[Action requise]
Poursuivez le texte sur la dérive des pulvérisations agricoles en reprenant juste après sa dernière phrase.

Est-ce que ça pourrait être plre?

Plusieurs fermiers se rappelleront du printemps 2008, mais ils n'en garderont pas de très bons souvenirs. Il y a eu du froid, beaucoup de pluie, assez de risques de gel, un peu de soleil, quelques jours chauds, encore de la pluie et du vent. La vie continue cependant et il faut pulvériser. Quand le matériel agricole passe plus de temps à l'intérieur des bâtiments qu'aux champs, la patience des producteurs est mise à rude épreuve. Même en période difficile, ce ne n'est pas une raison pour prendre de mauvaises décisions.

Étude de cas
Un fermier est en train de pulvériser une culture. Cette photo parle d'elle-même. Non, le champ n'était pas poussiéreux, il avait plu depuis trois semaines. On n'y remarque ni les arbustes, le ciel, les champs nus ou ceux qui sont verts, ni le matériel, que le résultat de la pulvérisation aérienne. Je ne connais pas la vitesse ni la direction du vent à cet endroit, la photo n'est pas de moi. Si le préposé qui effectuait cette pulvérisation le souhaite, je peux lui en faire parvenir des copies.

Cette image n'est pas édifiante. Personne ne devrait être témoin de telles situations en circulant sur les routes. Même si personne n'avait pris de photo, il faut éviter de telles situations. Les producteurs se vantent souvent d'utiliser et d'épandre des produits antiparasitaires dans le plus grand respect de l'environnement. Quand on est témoin d'une pulvérisation qui est transportée aussi loin du pulvérisateur et aussi haut dans le ciel, difficile de croire que le responsable " savait très bien ce qu'il faisait ".

Que faire pour prévenir de telles situations?

  1. Vérifier la vitesse du vent.
  2. Vérifier la direction du vent.
  3. Examiner les alentours, y a-t-il une rangée d'arbres, de petits arbustes tout près?
  4. Regarder à l'arrière de temps à autre, si le produit pulvérisé commence à dériver.
  5. Réévaluer vos buses, les remplacer par des buses à faible dérive, maintenant!

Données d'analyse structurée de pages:
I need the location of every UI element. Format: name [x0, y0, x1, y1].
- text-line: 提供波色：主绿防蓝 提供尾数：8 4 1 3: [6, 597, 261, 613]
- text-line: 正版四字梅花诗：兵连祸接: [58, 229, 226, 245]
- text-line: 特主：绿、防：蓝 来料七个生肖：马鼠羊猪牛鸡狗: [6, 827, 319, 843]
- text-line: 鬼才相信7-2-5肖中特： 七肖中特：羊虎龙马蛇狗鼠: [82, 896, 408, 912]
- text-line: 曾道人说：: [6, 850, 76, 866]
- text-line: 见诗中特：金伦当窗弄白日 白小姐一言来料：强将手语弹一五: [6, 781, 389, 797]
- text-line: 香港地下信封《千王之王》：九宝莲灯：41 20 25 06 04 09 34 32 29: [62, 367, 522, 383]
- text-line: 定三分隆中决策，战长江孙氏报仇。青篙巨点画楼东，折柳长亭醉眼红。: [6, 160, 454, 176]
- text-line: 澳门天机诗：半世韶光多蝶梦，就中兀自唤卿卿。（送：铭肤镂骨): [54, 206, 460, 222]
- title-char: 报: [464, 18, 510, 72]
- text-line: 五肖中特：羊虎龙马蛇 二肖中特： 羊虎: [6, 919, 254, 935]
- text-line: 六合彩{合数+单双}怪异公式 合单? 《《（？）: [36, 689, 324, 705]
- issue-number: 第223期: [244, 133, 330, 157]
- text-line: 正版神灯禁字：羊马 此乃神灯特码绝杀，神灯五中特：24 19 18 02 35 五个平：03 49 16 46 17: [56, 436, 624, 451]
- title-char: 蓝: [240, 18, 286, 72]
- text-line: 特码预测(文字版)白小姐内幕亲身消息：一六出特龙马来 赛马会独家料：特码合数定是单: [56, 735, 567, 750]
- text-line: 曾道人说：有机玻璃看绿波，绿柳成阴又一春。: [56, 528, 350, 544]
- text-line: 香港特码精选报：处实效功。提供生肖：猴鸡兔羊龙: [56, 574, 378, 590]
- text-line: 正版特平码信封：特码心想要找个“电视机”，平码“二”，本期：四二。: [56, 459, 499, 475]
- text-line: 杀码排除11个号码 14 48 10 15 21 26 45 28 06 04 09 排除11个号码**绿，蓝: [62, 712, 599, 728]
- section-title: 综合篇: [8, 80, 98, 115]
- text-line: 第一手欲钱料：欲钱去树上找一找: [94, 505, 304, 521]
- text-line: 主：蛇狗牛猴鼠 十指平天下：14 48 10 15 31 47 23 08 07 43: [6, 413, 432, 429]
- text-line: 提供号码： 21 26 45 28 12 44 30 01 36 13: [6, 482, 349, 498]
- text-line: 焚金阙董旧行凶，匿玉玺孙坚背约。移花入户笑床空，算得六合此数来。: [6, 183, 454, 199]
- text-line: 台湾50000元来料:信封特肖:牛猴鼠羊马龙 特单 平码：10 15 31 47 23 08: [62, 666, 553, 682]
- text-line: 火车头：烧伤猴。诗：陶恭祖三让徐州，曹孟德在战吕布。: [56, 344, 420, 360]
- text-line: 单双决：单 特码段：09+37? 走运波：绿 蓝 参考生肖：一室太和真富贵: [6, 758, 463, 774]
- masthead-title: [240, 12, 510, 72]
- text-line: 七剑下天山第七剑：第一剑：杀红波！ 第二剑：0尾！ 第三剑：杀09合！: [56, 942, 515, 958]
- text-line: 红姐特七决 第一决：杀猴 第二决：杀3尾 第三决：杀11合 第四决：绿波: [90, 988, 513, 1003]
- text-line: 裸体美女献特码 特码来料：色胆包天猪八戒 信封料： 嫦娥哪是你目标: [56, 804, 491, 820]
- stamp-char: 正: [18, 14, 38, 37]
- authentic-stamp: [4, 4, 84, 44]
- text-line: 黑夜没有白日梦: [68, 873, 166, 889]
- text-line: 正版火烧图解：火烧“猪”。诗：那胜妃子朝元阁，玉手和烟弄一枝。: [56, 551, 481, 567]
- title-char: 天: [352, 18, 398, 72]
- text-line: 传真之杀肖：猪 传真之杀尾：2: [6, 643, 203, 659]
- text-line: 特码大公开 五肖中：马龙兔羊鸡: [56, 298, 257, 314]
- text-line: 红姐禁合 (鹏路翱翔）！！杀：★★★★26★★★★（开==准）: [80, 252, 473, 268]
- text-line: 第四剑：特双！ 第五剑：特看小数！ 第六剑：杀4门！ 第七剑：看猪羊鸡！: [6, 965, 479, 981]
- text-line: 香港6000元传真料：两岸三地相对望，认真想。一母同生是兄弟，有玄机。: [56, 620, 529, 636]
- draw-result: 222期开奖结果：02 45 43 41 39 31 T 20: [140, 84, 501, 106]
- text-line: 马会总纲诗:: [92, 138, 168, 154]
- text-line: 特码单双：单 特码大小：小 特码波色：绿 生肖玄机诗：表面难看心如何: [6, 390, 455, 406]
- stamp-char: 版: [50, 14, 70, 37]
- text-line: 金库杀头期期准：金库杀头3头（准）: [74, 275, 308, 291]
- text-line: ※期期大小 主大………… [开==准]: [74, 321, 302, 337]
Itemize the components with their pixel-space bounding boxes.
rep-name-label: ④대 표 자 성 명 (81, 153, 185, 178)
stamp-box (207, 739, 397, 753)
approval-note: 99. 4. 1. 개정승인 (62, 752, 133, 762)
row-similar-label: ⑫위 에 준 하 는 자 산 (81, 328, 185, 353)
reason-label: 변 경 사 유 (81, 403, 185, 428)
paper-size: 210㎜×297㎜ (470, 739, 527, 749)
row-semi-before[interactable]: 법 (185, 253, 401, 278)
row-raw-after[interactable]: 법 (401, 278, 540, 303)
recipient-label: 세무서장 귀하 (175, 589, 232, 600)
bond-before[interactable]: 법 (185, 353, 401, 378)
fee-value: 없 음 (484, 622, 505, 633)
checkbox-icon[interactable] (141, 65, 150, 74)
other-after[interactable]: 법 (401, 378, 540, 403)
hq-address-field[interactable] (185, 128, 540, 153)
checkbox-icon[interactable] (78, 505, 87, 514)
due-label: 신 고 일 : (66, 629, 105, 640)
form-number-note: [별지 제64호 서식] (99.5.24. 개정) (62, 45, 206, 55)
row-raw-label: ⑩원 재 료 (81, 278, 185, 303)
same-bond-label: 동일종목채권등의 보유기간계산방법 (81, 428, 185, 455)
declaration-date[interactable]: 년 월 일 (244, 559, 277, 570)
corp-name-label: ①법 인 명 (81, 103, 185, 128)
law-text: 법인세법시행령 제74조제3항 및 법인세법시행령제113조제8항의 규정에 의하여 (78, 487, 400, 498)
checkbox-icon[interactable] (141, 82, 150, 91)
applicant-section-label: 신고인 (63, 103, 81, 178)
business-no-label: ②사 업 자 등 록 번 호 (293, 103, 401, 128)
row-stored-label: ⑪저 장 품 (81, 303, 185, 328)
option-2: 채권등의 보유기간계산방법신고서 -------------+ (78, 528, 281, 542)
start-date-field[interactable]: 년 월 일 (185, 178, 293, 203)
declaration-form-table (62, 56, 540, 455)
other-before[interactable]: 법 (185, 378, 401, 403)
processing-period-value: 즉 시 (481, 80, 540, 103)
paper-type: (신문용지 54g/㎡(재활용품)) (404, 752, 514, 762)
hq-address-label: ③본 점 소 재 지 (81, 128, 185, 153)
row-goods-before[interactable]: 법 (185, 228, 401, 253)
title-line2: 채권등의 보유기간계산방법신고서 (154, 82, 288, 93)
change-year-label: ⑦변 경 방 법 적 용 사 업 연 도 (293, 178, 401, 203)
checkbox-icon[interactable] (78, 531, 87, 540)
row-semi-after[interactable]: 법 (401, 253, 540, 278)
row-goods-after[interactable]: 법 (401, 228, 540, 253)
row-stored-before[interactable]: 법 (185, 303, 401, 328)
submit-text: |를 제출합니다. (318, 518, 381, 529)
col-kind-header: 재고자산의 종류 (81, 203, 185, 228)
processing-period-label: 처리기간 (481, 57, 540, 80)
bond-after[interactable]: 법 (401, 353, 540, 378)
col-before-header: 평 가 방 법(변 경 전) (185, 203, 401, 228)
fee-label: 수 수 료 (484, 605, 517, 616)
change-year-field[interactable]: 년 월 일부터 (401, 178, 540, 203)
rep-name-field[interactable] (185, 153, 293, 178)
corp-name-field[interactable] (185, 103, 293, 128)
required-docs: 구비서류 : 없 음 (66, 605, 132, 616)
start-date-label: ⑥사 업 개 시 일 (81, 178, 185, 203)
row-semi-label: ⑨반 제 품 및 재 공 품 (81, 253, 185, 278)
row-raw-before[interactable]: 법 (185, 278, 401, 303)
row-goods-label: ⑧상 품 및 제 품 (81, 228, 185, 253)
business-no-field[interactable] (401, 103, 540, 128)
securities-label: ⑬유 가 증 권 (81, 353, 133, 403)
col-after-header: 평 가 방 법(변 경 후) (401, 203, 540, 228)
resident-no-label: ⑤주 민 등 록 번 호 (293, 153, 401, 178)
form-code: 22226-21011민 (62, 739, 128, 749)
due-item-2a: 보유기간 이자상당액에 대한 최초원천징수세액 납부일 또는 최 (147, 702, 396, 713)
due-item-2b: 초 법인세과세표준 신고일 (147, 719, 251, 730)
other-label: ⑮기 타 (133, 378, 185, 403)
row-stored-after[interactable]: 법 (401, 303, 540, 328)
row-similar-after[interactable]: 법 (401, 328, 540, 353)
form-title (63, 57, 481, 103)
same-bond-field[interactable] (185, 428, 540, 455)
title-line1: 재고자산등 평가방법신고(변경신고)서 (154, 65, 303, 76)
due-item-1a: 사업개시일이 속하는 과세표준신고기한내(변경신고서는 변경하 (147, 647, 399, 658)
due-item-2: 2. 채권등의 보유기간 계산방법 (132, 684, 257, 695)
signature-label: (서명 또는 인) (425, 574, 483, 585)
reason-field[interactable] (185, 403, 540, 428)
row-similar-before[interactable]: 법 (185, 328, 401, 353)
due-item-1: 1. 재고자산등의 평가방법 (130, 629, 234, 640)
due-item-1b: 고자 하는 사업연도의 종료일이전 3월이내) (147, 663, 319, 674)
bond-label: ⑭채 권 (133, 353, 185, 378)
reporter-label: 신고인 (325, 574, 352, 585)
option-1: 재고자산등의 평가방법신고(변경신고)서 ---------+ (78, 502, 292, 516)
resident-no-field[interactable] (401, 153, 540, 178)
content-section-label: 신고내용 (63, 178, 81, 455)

[Zone de réponse]
  6. Arrêter de pulvériser.
    Dès qu'on parle de dérive, on se demande toujours quelle vitesse maximale de vent est sécuritaire pour pulvériser. Il n'existe pas de réponse simple à cette question. L'étiquette du produit indique des vitesses maximales permises du vent pour pulvériser. Cela dit, si vous pulvérisez avec des vents bien plus faibles que les vitesses permises et que vous causez une dérive de produit - vous contrevenez à la Loi sur les pesticides.

Certains facteurs peuvent avoir contribué à la quantité de dérive sur cette photo. Si le vent passait par-dessus la rangée d'arbres à un certain angle il peut tourner et entraîner de petites gouttelettes vers le haut et vers le bas, dans un tourbillon qui va croissant. Les gouttelettes se retrouvent alors plus à l'arrière que prévu de l'appareil, et plus haut dans les airs que l'on puisse imaginer.
Les préposés au pulvérisateur doivent toujours évaluer les conditions environnementales dans le champ à traiter et faire les réglages nécessaires pour éviter la dérive. Dans certains cas, il n'y a pas d'autre choix que d'arrêter. Certains producteurs en seront à tout le moins contrariés. Vous devez faire tout en votre pouvoir pour obtenir une bonne pulvérisation en tout temps, pas seulement quand ça vous convient. Que vous en soyez conscients ou pas, des gens sont témoins de ce que vous faites et de la qualité de votre travail. La société est ainsi faite que personne ne viendra vous féliciter de votre bon travail, mais que l'on remarquera une pulvérisation de piètre qualité et qu'on peut parfois aussi en parler à d'autres

Figure 1. C'est irresponsable de la part du préposé de causer autant de dérive et il faudrait dans ce cas faire immédiatement certains réglages ou CESSER DE PULVÉRISER!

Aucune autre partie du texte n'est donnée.